■ **EXERCISE DESCRIPTION**
Please rewrite the records below as a Markdown table with two columns, Row and Record. Put each line in its own numbered row and leave out blank lines.

===== MATERIAL TO PROCESS

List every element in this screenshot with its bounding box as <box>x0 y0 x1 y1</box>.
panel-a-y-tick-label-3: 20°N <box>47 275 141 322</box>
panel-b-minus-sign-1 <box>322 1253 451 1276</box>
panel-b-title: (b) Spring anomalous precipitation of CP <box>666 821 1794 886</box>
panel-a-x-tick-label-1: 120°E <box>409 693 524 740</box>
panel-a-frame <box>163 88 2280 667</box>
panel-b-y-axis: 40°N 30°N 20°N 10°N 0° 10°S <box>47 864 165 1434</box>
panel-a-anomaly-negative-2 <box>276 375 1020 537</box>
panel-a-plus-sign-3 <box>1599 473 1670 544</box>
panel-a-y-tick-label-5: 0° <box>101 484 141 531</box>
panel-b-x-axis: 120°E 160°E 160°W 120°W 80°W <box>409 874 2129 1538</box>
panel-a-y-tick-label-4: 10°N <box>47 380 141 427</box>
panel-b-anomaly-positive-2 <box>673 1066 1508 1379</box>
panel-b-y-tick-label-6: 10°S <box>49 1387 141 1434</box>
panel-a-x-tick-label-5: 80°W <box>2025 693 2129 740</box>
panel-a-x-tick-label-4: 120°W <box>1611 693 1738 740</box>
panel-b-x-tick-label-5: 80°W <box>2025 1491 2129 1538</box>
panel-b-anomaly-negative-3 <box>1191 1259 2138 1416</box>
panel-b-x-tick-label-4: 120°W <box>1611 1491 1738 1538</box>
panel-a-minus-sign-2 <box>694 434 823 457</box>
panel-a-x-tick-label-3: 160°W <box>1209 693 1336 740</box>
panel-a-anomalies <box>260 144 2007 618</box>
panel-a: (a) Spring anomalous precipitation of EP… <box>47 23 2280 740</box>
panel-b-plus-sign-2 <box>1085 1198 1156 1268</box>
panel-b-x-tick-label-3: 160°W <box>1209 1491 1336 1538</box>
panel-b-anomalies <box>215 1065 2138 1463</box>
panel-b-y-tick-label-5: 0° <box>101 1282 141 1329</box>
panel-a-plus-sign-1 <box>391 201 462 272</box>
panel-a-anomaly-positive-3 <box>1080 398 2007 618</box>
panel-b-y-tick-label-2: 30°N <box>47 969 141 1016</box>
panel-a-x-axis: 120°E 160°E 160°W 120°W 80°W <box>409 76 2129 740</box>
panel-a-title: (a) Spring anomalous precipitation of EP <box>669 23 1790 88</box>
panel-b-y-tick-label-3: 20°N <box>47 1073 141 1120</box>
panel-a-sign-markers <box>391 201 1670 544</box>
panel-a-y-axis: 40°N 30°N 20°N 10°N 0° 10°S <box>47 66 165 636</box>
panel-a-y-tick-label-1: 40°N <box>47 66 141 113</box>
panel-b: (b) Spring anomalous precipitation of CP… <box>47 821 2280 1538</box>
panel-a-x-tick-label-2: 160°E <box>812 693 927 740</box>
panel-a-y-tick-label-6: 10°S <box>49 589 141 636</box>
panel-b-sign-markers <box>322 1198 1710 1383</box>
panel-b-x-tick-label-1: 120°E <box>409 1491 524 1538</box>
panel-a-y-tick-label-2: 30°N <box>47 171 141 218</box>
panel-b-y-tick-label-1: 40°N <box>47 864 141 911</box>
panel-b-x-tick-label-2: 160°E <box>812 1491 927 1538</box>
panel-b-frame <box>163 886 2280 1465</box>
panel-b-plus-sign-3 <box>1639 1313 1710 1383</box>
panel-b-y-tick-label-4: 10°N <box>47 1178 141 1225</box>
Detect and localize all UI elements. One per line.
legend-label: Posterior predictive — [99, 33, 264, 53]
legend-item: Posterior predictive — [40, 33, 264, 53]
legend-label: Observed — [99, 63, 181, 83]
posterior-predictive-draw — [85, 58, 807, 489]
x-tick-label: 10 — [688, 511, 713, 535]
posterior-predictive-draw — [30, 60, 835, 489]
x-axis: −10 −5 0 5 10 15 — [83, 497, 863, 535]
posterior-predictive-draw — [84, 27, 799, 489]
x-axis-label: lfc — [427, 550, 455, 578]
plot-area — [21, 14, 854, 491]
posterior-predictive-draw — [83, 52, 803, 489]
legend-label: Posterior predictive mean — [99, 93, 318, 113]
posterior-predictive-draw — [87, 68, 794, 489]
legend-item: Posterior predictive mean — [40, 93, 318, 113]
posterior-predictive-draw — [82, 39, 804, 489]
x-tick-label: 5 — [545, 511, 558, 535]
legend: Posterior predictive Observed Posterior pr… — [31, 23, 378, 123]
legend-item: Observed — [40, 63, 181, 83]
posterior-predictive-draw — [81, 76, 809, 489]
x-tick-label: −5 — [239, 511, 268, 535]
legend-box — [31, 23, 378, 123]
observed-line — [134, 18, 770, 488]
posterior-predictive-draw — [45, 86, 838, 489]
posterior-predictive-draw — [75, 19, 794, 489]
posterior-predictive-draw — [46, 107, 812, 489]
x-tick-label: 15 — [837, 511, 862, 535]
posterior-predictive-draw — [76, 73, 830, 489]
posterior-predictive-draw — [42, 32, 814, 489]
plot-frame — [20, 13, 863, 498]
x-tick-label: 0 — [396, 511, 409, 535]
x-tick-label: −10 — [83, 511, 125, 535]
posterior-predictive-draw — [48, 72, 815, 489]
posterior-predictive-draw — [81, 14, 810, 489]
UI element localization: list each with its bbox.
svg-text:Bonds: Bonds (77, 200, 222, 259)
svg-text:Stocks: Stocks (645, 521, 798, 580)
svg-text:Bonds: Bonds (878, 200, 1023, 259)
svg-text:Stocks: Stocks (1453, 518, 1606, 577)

==========

■ **ANSWER IN FULL**
| Row | Record |
|---|---|
| 1 | List every element in this screenshot with its bounding box as <box>x0 y0 x1 y1</box>. |
| 2 | panel-a-y-tick-label-3: 20°N <box>47 275 141 322</box> |
| 3 | panel-b-minus-sign-1 <box>322 1253 451 1276</box> |
| 4 | panel-b-title: (b) Spring anomalous precipitation of CP <box>666 821 1794 886</box> |
| 5 | panel-a-x-tick-label-1: 120°E <box>409 693 524 740</box> |
| 6 | panel-a-frame <box>163 88 2280 667</box> |
| 7 | panel-b-y-axis: 40°N 30°N 20°N 10°N 0° 10°S <box>47 864 165 1434</box> |
| 8 | panel-a-anomaly-negative-2 <box>276 375 1020 537</box> |
| 9 | panel-a-plus-sign-3 <box>1599 473 1670 544</box> |
| 10 | panel-a-y-tick-label-5: 0° <box>101 484 141 531</box> |
| 11 | panel-b-x-axis: 120°E 160°E 160°W 120°W 80°W <box>409 874 2129 1538</box> |
| 12 | panel-a-y-tick-label-4: 10°N <box>47 380 141 427</box> |
| 13 | panel-b-anomaly-positive-2 <box>673 1066 1508 1379</box> |
| 14 | panel-b-y-tick-label-6: 10°S <box>49 1387 141 1434</box> |
| 15 | panel-a-x-tick-label-5: 80°W <box>2025 693 2129 740</box> |
| 16 | panel-a-x-tick-label-4: 120°W <box>1611 693 1738 740</box> |
| 17 | panel-b-x-tick-label-5: 80°W <box>2025 1491 2129 1538</box> |
| 18 | panel-b-anomaly-negative-3 <box>1191 1259 2138 1416</box> |
| 19 | panel-b-x-tick-label-4: 120°W <box>1611 1491 1738 1538</box> |
| 20 | panel-a-minus-sign-2 <box>694 434 823 457</box> |
| 21 | panel-a-x-tick-label-3: 160°W <box>1209 693 1336 740</box> |
| 22 | panel-a-anomalies <box>260 144 2007 618</box> |
| 23 | panel-a: (a) Spring anomalous precipitation of EP… <box>47 23 2280 740</box> |
| 24 | panel-b-plus-sign-2 <box>1085 1198 1156 1268</box> |
| 25 | panel-b-x-tick-label-3: 160°W <box>1209 1491 1336 1538</box> |
| 26 | panel-b-anomalies <box>215 1065 2138 1463</box> |
| 27 | panel-b-y-tick-label-5: 0° <box>101 1282 141 1329</box> |
| 28 | panel-a-plus-sign-1 <box>391 201 462 272</box> |
| 29 | panel-a-anomaly-positive-3 <box>1080 398 2007 618</box> |
| 30 | panel-b-y-tick-label-2: 30°N <box>47 969 141 1016</box> |
| 31 | panel-a-x-axis: 120°E 160°E 160°W 120°W 80°W <box>409 76 2129 740</box> |
| 32 | panel-a-title: (a) Spring anomalous precipitation of EP <box>669 23 1790 88</box> |
| 33 | panel-b-y-tick-label-3: 20°N <box>47 1073 141 1120</box> |
| 34 | panel-a-sign-markers <box>391 201 1670 544</box> |
| 35 | panel-a-y-axis: 40°N 30°N 20°N 10°N 0° 10°S <box>47 66 165 636</box> |
| 36 | panel-a-y-tick-label-1: 40°N <box>47 66 141 113</box> |
| 37 | panel-b: (b) Spring anomalous precipitation of CP… <box>47 821 2280 1538</box> |
| 38 | panel-a-x-tick-label-2: 160°E <box>812 693 927 740</box> |
| 39 | panel-a-y-tick-label-6: 10°S <box>49 589 141 636</box> |
| 40 | panel-b-sign-markers <box>322 1198 1710 1383</box> |
| 41 | panel-b-x-tick-label-1: 120°E <box>409 1491 524 1538</box> |
| 42 | panel-a-y-tick-label-2: 30°N <box>47 171 141 218</box> |
| 43 | panel-b-y-tick-label-1: 40°N <box>47 864 141 911</box> |
| 44 | panel-b-x-tick-label-2: 160°E <box>812 1491 927 1538</box> |
| 45 | panel-b-frame <box>163 886 2280 1465</box> |
| 46 | panel-b-plus-sign-3 <box>1639 1313 1710 1383</box> |
| 47 | panel-b-y-tick-label-4: 10°N <box>47 1178 141 1225</box> |
| 48 | Detect and localize all UI elements. One per line. |
| 49 | legend-label: Posterior predictive — [99, 33, 264, 53] |
| 50 | legend-item: Posterior predictive — [40, 33, 264, 53] |
| 51 | legend-label: Observed — [99, 63, 181, 83] |
| 52 | posterior-predictive-draw — [85, 58, 807, 489] |
| 53 | x-tick-label: 10 — [688, 511, 713, 535] |
| 54 | posterior-predictive-draw — [30, 60, 835, 489] |
| 55 | x-axis: −10 −5 0 5 10 15 — [83, 497, 863, 535] |
| 56 | posterior-predictive-draw — [84, 27, 799, 489] |
| 57 | x-axis-label: lfc — [427, 550, 455, 578] |
| 58 | plot-area — [21, 14, 854, 491] |
| 59 | posterior-predictive-draw — [83, 52, 803, 489] |
| 60 | legend-label: Posterior predictive mean — [99, 93, 318, 113] |
| 61 | posterior-predictive-draw — [87, 68, 794, 489] |
| 62 | legend-item: Posterior predictive mean — [40, 93, 318, 113] |
| 63 | posterior-predictive-draw — [82, 39, 804, 489] |
| 64 | x-tick-label: 5 — [545, 511, 558, 535] |
| 65 | legend: Posterior predictive Observed Posterior pr… — [31, 23, 378, 123] |
| 66 | legend-item: Observed — [40, 63, 181, 83] |
| 67 | posterior-predictive-draw — [81, 76, 809, 489] |
| 68 | x-tick-label: −5 — [239, 511, 268, 535] |
| 69 | legend-box — [31, 23, 378, 123] |
| 70 | observed-line — [134, 18, 770, 488] |
| 71 | posterior-predictive-draw — [45, 86, 838, 489] |
| 72 | posterior-predictive-draw — [75, 19, 794, 489] |
| 73 | posterior-predictive-draw — [46, 107, 812, 489] |
| 74 | x-tick-label: 15 — [837, 511, 862, 535] |
| 75 | posterior-predictive-draw — [76, 73, 830, 489] |
| 76 | posterior-predictive-draw — [42, 32, 814, 489] |
| 77 | plot-frame — [20, 13, 863, 498] |
| 78 | x-tick-label: 0 — [396, 511, 409, 535] |
| 79 | x-tick-label: −10 — [83, 511, 125, 535] |
| 80 | posterior-predictive-draw — [48, 72, 815, 489] |
| 81 | posterior-predictive-draw — [81, 14, 810, 489] |
| 82 | UI element localization: list each with its bbox. |
| 83 | svg-text:Bonds: Bonds (77, 200, 222, 259) |
| 84 | svg-text:Stocks: Stocks (645, 521, 798, 580) |
| 85 | svg-text:Bonds: Bonds (878, 200, 1023, 259) |
| 86 | svg-text:Stocks: Stocks (1453, 518, 1606, 577) |